-- TASK DETAILS --
Copy out every record precisely.

Stored data entries:
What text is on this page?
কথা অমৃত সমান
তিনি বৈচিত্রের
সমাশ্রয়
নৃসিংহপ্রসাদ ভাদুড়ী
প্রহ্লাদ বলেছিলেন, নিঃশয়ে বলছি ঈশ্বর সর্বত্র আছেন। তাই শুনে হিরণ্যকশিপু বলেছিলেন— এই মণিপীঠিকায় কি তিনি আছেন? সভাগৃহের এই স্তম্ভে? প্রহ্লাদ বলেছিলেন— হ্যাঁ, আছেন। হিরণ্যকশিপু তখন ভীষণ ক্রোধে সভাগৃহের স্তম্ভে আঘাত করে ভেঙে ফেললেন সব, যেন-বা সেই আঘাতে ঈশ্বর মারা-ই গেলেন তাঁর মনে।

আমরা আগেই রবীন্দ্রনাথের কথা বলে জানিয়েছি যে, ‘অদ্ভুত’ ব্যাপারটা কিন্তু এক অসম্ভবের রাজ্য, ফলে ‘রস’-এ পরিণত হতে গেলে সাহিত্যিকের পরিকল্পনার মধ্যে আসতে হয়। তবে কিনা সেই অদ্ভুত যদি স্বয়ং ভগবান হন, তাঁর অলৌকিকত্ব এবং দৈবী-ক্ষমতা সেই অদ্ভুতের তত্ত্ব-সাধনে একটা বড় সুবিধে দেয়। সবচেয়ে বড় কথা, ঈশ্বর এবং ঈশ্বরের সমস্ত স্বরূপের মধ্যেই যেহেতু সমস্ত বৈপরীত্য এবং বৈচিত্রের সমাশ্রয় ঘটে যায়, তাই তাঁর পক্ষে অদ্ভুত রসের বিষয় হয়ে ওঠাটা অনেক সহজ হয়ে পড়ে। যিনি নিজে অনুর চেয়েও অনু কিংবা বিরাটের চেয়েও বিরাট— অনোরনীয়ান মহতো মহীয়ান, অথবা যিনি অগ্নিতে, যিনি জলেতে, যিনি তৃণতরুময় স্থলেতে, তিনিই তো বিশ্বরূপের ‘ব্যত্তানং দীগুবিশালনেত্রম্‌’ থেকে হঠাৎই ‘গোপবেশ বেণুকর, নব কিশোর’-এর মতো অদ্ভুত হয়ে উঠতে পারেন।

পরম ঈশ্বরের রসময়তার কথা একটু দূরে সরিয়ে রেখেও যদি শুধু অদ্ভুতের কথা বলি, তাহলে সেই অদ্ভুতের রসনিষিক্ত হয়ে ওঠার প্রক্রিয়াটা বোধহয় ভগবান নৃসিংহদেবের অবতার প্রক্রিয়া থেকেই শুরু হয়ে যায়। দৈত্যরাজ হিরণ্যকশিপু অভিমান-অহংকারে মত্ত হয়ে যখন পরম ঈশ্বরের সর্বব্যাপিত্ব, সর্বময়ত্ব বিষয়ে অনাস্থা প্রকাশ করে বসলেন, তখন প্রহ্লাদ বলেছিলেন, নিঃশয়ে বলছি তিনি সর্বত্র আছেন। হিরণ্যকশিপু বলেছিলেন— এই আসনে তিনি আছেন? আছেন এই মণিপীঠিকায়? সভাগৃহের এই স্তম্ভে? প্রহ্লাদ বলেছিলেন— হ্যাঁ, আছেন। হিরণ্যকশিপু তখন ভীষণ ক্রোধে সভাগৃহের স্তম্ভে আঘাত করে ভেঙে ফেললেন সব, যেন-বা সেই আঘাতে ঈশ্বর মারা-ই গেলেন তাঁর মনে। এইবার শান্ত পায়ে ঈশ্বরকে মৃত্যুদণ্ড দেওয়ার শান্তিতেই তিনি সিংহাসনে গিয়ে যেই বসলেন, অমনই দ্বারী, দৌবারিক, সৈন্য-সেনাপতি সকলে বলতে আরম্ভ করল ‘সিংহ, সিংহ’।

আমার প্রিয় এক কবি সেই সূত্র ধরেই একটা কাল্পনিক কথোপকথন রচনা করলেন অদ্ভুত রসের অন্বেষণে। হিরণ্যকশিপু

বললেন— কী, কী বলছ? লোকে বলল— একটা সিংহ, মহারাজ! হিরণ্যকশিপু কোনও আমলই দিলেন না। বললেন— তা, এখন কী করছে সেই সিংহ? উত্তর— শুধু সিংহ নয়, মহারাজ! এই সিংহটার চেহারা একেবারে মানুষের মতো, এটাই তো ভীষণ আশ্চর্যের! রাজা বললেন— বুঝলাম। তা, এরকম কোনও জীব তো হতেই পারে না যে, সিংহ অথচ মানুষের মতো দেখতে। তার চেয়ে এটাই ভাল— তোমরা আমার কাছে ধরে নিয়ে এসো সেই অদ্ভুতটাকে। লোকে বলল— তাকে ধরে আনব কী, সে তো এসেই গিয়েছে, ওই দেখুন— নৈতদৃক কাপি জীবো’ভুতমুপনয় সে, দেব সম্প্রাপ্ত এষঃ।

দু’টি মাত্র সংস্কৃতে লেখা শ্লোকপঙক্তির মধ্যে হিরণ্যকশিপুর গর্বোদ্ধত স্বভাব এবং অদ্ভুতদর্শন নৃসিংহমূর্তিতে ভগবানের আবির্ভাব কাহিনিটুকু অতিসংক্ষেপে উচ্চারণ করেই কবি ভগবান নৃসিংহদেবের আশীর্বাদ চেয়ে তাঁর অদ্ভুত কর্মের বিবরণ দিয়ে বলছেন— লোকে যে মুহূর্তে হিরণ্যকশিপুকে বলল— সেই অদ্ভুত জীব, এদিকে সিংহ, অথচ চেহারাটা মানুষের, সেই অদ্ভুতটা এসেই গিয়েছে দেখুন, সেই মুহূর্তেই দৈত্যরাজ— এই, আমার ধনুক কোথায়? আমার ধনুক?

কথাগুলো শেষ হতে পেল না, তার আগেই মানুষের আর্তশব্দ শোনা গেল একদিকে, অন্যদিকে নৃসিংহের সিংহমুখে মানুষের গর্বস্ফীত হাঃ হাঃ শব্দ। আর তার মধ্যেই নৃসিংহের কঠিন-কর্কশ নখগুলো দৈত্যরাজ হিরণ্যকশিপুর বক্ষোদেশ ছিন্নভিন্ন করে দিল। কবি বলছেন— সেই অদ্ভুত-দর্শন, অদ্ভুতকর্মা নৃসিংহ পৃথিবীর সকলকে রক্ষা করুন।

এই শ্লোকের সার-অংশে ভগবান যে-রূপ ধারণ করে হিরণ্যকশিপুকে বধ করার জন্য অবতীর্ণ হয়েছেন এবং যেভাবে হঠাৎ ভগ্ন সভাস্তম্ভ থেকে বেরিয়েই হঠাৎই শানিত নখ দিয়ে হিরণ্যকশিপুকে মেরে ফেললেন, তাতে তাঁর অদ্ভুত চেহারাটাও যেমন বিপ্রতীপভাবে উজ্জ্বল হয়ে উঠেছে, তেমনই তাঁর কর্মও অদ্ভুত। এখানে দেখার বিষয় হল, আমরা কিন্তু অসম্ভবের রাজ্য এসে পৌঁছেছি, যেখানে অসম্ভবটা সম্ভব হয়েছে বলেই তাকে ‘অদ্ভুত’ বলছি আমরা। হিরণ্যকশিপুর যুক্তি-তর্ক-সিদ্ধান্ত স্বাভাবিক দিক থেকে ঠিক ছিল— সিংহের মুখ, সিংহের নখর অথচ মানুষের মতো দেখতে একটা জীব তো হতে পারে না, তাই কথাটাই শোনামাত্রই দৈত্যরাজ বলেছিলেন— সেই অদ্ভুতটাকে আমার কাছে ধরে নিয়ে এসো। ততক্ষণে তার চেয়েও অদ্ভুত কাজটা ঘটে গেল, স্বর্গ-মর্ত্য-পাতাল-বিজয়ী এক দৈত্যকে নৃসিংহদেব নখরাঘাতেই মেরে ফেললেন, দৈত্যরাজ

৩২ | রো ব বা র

-- PROBLEM SOLUTION --
What text is on this page?
কথা অমৃত সমান
তিনি বৈচিত্রের
সমাশ্রয়
নৃসিংহপ্রসাদ ভাদুড়ী
প্রহ্লাদ বলেছিলেন, নিঃশয়ে বলছি ঈশ্বর সর্বত্র আছেন। তাই শুনে হিরণ্যকশিপু বলেছিলেন— এই মণিপীঠিকায় কি তিনি আছেন? সভাগৃহের এই স্তম্ভে? প্রহ্লাদ বলেছিলেন— হ্যাঁ, আছেন। হিরণ্যকশিপু তখন ভীষণ ক্রোধে সভাগৃহের স্তম্ভে আঘাত করে ভেঙে ফেললেন সব, যেন-বা সেই আঘাতে ঈশ্বর মারা-ই গেলেন তাঁর মনে।

আমরা আগেই রবীন্দ্রনাথের কথা বলে জানিয়েছি যে, ‘অদ্ভুত’ ব্যাপারটা কিন্তু এক অসম্ভবের রাজ্য, ফলে ‘রস’-এ পরিণত হতে গেলে সাহিত্যিকের পরিকল্পনার মধ্যে আসতে হয়। তবে কিনা সেই অদ্ভুত যদি স্বয়ং ভগবান হন, তাঁর অলৌকিকত্ব এবং দৈবী-ক্ষমতা সেই অদ্ভুতের তত্ত্ব-সাধনে একটা বড় সুবিধে দেয়। সবচেয়ে বড় কথা, ঈশ্বর এবং ঈশ্বরের সমস্ত স্বরূপের মধ্যেই যেহেতু সমস্ত বৈপরীত্য এবং বৈচিত্রের সমাশ্রয় ঘটে যায়, তাই তাঁর পক্ষে অদ্ভুত রসের বিষয় হয়ে ওঠাটা অনেক সহজ হয়ে পড়ে। যিনি নিজে অনুর চেয়েও অনু কিংবা বিরাটের চেয়েও বিরাট— অনোরনীয়ান মহতো মহীয়ান, অথবা যিনি অগ্নিতে, যিনি জলেতে, যিনি তৃণতরুময় স্থলেতে, তিনিই তো বিশ্বরূপের ‘ব্যত্তানং দীগুবিশালনেত্রম্‌’ থেকে হঠাৎই ‘গোপবেশ বেণুকর, নব কিশোর’-এর মতো অদ্ভুত হয়ে উঠতে পারেন।

পরম ঈশ্বরের রসময়তার কথা একটু দূরে সরিয়ে রেখেও যদি শুধু অদ্ভুতের কথা বলি, তাহলে সেই অদ্ভুতের রসনিষিক্ত হয়ে ওঠার প্রক্রিয়াটা বোধহয় ভগবান নৃসিংহদেবের অবতার প্রক্রিয়া থেকেই শুরু হয়ে যায়। দৈত্যরাজ হিরণ্যকশিপু অভিমান-অহংকারে মত্ত হয়ে যখন পরম ঈশ্বরের সর্বব্যাপিত্ব, সর্বময়ত্ব বিষয়ে অনাস্থা প্রকাশ করে বসলেন, তখন প্রহ্লাদ বলেছিলেন, নিঃশয়ে বলছি তিনি সর্বত্র আছেন। হিরণ্যকশিপু বলেছিলেন— এই আসনে তিনি আছেন? আছেন এই মণিপীঠিকায়? সভাগৃহের এই স্তম্ভে? প্রহ্লাদ বলেছিলেন— হ্যাঁ, আছেন। হিরণ্যকশিপু তখন ভীষণ ক্রোধে সভাগৃহের স্তম্ভে আঘাত করে ভেঙে ফেললেন সব, যেন-বা সেই আঘাতে ঈশ্বর মারা-ই গেলেন তাঁর মনে। এইবার শান্ত পায়ে ঈশ্বরকে মৃত্যুদণ্ড দেওয়ার শান্তিতেই তিনি সিংহাসনে গিয়ে যেই বসলেন, অমনই দ্বারী, দৌবারিক, সৈন্য-সেনাপতি সকলে বলতে আরম্ভ করল ‘সিংহ, সিংহ’।

আমার প্রিয় এক কবি সেই সূত্র ধরেই একটা কাল্পনিক কথোপকথন রচনা করলেন অদ্ভুত রসের অন্বেষণে। হিরণ্যকশিপু

বললেন— কী, কী বলছ? লোকে বলল— একটা সিংহ, মহারাজ! হিরণ্যকশিপু কোনও আমলই দিলেন না। বললেন— তা, এখন কী করছে সেই সিংহ? উত্তর— শুধু সিংহ নয়, মহারাজ! এই সিংহটার চেহারা একেবারে মানুষের মতো, এটাই তো ভীষণ আশ্চর্যের! রাজা বললেন— বুঝলাম। তা, এরকম কোনও জীব তো হতেই পারে না যে, সিংহ অথচ মানুষের মতো দেখতে। তার চেয়ে এটাই ভাল— তোমরা আমার কাছে ধরে নিয়ে এসো সেই অদ্ভুতটাকে। লোকে বলল— তাকে ধরে আনব কী, সে তো এসেই গিয়েছে, ওই দেখুন— নৈতদৃক কাপি জীবো’ভুতমুপনয় সে, দেব সম্প্রাপ্ত এষঃ।

দু’টি মাত্র সংস্কৃতে লেখা শ্লোকপঙক্তির মধ্যে হিরণ্যকশিপুর গর্বোদ্ধত স্বভাব এবং অদ্ভুতদর্শন নৃসিংহমূর্তিতে ভগবানের আবির্ভাব কাহিনিটুকু অতিসংক্ষেপে উচ্চারণ করেই কবি ভগবান নৃসিংহদেবের আশীর্বাদ চেয়ে তাঁর অদ্ভুত কর্মের বিবরণ দিয়ে বলছেন— লোকে যে মুহূর্তে হিরণ্যকশিপুকে বলল— সেই অদ্ভুত জীব, এদিকে সিংহ, অথচ চেহারাটা মানুষের, সেই অদ্ভুতটা এসেই গিয়েছে দেখুন, সেই মুহূর্তেই দৈত্যরাজ— এই, আমার ধনুক কোথায়? আমার ধনুক?

কথাগুলো শেষ হতে পেল না, তার আগেই মানুষের আর্তশব্দ শোনা গেল একদিকে, অন্যদিকে নৃসিংহের সিংহমুখে মানুষের গর্বস্ফীত হাঃ হাঃ শব্দ। আর তার মধ্যেই নৃসিংহের কঠিন-কর্কশ নখগুলো দৈত্যরাজ হিরণ্যকশিপুর বক্ষোদেশ ছিন্নভিন্ন করে দিল। কবি বলছেন— সেই অদ্ভুত-দর্শন, অদ্ভুতকর্মা নৃসিংহ পৃথিবীর সকলকে রক্ষা করুন।

এই শ্লোকের সার-অংশে ভগবান যে-রূপ ধারণ করে হিরণ্যকশিপুকে বধ করার জন্য অবতীর্ণ হয়েছেন এবং যেভাবে হঠাৎ ভগ্ন সভাস্তম্ভ থেকে বেরিয়েই হঠাৎই শানিত নখ দিয়ে হিরণ্যকশিপুকে মেরে ফেললেন, তাতে তাঁর অদ্ভুত চেহারাটাও যেমন বিপ্রতীপভাবে উজ্জ্বল হয়ে উঠেছে, তেমনই তাঁর কর্মও অদ্ভুত। এখানে দেখার বিষয় হল, আমরা কিন্তু অসম্ভবের রাজ্য এসে পৌঁছেছি, যেখানে অসম্ভবটা সম্ভব হয়েছে বলেই তাকে ‘অদ্ভুত’ বলছি আমরা। হিরণ্যকশিপুর যুক্তি-তর্ক-সিদ্ধান্ত স্বাভাবিক দিক থেকে ঠিক ছিল— সিংহের মুখ, সিংহের নখর অথচ মানুষের মতো দেখতে একটা জীব তো হতে পারে না, তাই কথাটাই শোনামাত্রই দৈত্যরাজ বলেছিলেন— সেই অদ্ভুতটাকে আমার কাছে ধরে নিয়ে এসো। ততক্ষণে তার চেয়েও অদ্ভুত কাজটা ঘটে গেল, স্বর্গ-মর্ত্য-পাতাল-বিজয়ী এক দৈত্যকে নৃসিংহদেব নখরাঘাতেই মেরে ফেললেন, দৈত্যরাজ

৩২ | রো ব বা র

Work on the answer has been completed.